▶ EXERCISE DESCRIPTION:
Copy every line in which the string "each" occurs.

▶ DATA FOR THIS TASK:

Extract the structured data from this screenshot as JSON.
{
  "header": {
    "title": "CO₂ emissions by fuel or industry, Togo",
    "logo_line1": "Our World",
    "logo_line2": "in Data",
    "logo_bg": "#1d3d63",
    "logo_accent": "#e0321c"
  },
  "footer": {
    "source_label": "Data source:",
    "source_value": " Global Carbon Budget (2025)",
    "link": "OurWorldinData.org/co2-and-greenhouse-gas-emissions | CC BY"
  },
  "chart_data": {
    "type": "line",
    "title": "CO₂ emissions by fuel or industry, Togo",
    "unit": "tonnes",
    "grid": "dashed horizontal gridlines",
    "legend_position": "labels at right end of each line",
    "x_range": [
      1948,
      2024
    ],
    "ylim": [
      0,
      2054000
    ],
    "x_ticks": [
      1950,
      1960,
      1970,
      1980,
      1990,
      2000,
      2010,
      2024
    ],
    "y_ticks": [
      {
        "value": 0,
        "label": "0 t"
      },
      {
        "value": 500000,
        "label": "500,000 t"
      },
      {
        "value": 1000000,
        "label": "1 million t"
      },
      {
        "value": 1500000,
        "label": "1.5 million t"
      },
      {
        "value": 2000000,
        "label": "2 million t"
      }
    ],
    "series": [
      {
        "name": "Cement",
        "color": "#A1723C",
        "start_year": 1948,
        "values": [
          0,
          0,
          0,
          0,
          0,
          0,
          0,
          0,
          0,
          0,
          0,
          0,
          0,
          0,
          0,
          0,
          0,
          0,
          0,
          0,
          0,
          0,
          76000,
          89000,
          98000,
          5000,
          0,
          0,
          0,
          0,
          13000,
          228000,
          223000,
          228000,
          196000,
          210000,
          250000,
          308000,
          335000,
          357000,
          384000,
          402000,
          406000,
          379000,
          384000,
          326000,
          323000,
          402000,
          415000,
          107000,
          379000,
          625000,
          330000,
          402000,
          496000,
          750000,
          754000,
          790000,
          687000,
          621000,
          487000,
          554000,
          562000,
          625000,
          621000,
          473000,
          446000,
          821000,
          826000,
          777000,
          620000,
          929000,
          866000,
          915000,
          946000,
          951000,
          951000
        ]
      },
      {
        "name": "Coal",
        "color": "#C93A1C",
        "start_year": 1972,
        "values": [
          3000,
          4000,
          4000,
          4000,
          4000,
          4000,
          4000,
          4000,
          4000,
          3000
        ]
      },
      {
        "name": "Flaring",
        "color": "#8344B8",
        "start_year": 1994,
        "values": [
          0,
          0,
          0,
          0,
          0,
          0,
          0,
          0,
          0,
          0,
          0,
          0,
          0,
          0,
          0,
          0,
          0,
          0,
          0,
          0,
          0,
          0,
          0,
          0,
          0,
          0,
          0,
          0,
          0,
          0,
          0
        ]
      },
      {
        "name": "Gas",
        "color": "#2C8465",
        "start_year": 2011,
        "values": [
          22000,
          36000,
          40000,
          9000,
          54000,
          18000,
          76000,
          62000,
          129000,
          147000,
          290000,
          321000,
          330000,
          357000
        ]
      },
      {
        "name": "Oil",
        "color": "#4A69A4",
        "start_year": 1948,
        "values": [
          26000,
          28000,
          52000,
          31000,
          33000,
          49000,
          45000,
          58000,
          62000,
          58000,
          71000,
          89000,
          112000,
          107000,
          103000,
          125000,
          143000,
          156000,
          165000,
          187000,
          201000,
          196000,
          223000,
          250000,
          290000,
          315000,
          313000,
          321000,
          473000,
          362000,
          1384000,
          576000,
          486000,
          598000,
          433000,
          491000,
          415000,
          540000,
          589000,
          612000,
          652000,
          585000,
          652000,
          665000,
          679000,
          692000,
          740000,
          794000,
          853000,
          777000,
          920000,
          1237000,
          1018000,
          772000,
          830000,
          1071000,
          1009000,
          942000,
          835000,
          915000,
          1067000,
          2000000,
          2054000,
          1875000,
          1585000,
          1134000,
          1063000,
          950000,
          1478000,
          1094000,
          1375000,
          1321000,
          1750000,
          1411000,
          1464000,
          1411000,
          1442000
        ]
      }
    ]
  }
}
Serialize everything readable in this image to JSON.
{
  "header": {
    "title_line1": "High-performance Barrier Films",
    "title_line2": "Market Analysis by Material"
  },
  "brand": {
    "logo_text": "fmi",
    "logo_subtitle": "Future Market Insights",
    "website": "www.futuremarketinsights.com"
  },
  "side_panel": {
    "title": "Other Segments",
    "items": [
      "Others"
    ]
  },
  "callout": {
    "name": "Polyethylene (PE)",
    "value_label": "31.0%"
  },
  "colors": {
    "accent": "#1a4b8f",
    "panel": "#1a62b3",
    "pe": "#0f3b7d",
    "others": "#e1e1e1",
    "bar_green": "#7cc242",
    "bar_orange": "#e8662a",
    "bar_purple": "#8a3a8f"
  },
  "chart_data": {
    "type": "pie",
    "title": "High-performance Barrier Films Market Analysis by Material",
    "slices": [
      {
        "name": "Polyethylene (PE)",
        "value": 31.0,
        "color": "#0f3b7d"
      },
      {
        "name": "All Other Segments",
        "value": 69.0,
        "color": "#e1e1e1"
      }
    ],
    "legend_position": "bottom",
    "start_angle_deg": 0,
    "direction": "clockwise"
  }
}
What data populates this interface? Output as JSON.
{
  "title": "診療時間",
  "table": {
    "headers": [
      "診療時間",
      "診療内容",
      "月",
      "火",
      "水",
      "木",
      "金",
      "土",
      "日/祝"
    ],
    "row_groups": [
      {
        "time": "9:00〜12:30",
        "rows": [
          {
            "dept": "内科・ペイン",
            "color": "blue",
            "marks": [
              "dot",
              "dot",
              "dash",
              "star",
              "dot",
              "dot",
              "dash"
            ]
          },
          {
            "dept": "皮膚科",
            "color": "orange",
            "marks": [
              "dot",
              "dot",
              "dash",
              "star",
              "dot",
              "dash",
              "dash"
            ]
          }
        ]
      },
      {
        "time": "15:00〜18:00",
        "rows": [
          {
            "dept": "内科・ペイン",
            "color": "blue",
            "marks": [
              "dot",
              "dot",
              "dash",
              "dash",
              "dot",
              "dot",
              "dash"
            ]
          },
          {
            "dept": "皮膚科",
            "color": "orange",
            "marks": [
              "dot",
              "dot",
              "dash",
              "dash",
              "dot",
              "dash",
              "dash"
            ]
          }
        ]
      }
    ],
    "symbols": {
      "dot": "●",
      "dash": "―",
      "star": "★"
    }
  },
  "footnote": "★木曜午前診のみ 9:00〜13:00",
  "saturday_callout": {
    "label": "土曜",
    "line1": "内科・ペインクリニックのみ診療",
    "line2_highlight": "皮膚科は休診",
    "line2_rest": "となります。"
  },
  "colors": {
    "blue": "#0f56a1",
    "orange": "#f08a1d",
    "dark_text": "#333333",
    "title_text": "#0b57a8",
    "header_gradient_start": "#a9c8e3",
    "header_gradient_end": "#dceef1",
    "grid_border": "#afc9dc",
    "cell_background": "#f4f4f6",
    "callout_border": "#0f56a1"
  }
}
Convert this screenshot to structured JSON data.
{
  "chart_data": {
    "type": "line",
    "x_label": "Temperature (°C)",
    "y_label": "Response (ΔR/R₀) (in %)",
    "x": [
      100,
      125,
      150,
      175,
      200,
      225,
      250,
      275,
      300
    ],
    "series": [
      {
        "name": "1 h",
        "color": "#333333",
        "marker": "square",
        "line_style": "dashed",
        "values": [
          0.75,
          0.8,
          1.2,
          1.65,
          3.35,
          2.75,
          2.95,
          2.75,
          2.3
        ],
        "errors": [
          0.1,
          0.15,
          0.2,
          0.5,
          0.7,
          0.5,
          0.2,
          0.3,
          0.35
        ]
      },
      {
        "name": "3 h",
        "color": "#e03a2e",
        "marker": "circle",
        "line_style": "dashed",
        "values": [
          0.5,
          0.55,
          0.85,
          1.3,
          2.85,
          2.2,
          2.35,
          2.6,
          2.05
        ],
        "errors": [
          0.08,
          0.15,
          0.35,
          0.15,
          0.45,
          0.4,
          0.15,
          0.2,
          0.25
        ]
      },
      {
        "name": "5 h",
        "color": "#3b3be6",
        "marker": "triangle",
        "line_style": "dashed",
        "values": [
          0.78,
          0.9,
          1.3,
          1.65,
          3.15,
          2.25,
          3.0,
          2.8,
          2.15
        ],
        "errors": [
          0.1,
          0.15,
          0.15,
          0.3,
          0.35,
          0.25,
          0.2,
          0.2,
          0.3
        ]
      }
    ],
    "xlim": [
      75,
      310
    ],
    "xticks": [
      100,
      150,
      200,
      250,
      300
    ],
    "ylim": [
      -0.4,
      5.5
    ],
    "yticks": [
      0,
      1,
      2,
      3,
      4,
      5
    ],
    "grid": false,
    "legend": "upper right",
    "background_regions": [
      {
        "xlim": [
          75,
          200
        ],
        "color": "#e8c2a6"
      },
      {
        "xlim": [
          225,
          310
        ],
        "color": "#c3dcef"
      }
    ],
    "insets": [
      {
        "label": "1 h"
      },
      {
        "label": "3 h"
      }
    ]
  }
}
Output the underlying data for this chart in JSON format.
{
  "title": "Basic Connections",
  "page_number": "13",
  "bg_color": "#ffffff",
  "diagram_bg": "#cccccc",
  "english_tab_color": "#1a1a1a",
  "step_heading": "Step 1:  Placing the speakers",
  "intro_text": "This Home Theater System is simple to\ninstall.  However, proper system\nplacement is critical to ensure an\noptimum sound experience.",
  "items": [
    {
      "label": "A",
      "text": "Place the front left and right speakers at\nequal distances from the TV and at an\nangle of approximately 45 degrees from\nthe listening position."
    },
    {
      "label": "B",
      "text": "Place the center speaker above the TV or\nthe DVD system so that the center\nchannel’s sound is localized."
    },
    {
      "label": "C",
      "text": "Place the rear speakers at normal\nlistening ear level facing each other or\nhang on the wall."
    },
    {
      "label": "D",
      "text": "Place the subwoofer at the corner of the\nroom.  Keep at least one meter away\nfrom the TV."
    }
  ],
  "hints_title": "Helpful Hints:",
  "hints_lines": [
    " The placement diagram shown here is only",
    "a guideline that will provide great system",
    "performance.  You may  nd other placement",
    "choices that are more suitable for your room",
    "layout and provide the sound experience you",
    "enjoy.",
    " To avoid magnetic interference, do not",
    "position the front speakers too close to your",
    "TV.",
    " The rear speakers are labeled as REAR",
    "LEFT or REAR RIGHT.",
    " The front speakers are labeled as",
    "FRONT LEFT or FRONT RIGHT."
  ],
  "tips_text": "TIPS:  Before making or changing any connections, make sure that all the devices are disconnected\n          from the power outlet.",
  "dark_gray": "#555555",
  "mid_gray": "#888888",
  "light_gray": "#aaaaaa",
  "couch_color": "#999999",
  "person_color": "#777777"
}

▶ ANSWER TO THE TASK:
    "legend_position": "labels at right end of each line",
      "text": "Place the rear speakers at normal\nlistening ear level facing each other or\nhang on the wall."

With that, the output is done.